## The task
Gather every line holding the string "hiện".

## Supplied records
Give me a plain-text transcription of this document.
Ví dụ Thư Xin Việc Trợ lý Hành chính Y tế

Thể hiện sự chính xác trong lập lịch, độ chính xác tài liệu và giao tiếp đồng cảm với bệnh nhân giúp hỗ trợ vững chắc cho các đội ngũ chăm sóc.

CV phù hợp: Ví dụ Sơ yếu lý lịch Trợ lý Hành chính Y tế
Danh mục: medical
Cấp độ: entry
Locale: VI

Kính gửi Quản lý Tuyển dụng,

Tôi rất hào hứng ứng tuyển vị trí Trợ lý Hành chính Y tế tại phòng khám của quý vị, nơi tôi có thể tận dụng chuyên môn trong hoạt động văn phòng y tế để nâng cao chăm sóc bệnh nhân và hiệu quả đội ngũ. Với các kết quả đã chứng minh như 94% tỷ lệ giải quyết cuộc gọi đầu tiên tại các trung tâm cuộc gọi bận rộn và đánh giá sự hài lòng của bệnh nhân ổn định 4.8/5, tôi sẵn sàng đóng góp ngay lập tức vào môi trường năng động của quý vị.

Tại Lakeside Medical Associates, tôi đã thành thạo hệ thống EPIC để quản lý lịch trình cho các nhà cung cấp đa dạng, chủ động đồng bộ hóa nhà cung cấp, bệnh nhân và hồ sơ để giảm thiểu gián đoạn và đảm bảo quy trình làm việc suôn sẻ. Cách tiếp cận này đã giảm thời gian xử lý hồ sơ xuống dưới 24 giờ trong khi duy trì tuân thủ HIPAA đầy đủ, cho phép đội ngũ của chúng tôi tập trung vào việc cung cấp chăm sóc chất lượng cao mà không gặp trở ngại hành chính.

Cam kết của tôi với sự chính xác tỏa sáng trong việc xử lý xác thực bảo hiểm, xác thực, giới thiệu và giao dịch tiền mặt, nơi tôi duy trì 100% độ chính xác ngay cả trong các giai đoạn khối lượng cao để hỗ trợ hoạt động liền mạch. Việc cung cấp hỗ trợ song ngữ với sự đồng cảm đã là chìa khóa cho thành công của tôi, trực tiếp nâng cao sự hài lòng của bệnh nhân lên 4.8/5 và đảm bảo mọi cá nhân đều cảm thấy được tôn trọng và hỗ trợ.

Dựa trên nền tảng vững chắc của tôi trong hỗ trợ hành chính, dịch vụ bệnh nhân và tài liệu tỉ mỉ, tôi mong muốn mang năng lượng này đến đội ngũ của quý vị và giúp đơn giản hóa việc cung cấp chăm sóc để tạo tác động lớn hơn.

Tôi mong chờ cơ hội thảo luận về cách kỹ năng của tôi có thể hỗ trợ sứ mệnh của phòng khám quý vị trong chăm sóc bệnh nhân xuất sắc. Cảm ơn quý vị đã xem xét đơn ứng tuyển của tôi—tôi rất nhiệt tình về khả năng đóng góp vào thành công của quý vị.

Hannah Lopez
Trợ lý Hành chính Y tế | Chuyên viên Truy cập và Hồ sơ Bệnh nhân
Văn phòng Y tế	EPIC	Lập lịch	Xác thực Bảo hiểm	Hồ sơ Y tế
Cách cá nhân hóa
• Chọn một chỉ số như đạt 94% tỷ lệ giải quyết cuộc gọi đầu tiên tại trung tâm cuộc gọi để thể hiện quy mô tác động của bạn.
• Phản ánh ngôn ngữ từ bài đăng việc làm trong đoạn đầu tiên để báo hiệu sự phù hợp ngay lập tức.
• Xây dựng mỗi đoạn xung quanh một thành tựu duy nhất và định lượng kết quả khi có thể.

## Correct result
Thể hiện sự chính xác trong lập lịch, độ chính xác tài liệu và giao tiếp đồng cảm với bệnh nhân giúp hỗ trợ vững chắc cho các đội ngũ chăm sóc.
• Chọn một chỉ số như đạt 94% tỷ lệ giải quyết cuộc gọi đầu tiên tại trung tâm cuộc gọi để thể hiện quy mô tác động của bạn.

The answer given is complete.